• **Problem**: Exactly repeat the material, dropping every picture from the copy.

• **Information given**:
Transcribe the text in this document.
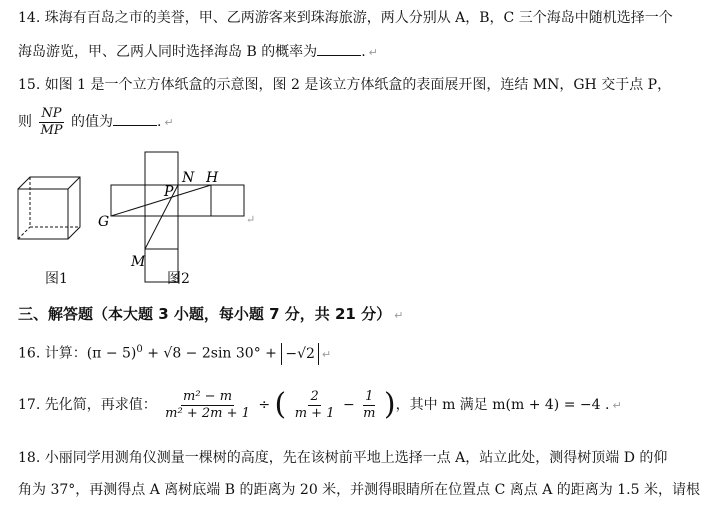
14. 珠海有百岛之市的美誉，甲、乙两游客来到珠海旅游，两人分别从 A，B，C 三个海岛中随机选择一个
海岛游览，甲、乙两人同时选择海岛 B 的概率为	. ↵
15. 如图 1 是一个立方体纸盒的示意图，图 2 是该立方体纸盒的表面展开图，连结 MN，GH 交于点 P，
则 $\frac{NP}{MP}$ 的值为	. ↵
N H
P
G
M
↵
图1	图2
三、解答题（本大题 3 小题，每小题 7 分，共 21 分） ↵
16. 计算：$(\pi - 5)^0 + √8 - 2\sin$ 30° + −√2 ↵
17. 先化简，再求值： $\frac{\text{m² − m}}{\text{m² + 2m + 1}}$ ÷ ( $\frac{2}{m + 1} - \frac{1}{m}$ )，其中 m 满足 m(m + 4) = −4 . ↵
18. 小丽同学用测角仪测量一棵树的高度，先在该树前平地上选择一点 A，站立此处，测得树顶端 D 的仰
角为 37°，再测得点 A 离树底端 B 的距离为 20 米，并测得眼睛所在位置点 C 离点 A 的距离为 1.5 米，请根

• **Task solution**:
Transcribe the text in this document.
14. 珠海有百岛之市的美誉，甲、乙两游客来到珠海旅游，两人分别从 A，B，C 三个海岛中随机选择一个
海岛游览，甲、乙两人同时选择海岛 B 的概率为	. ↵
15. 如图 1 是一个立方体纸盒的示意图，图 2 是该立方体纸盒的表面展开图，连结 MN，GH 交于点 P，
则 $\frac{NP}{MP}$ 的值为	. ↵
N H
P
G
M
↵
图1	图2
三、解答题（本大题 3 小题，每小题 7 分，共 21 分） ↵
16. 计算：$(\pi - 5)^0 + √8 - 2\sin$ 30° + −√2 ↵
17. 先化简，再求值： $\frac{\text{m² − m}}{\text{m² + 2m + 1}}$ ÷ ( $\frac{2}{m + 1} - \frac{1}{m}$ )，其中 m 满足 m(m + 4) = −4 . ↵
18. 小丽同学用测角仪测量一棵树的高度，先在该树前平地上选择一点 A，站立此处，测得树顶端 D 的仰
角为 37°，再测得点 A 离树底端 B 的距离为 20 米，并测得眼睛所在位置点 C 离点 A 的距离为 1.5 米，请根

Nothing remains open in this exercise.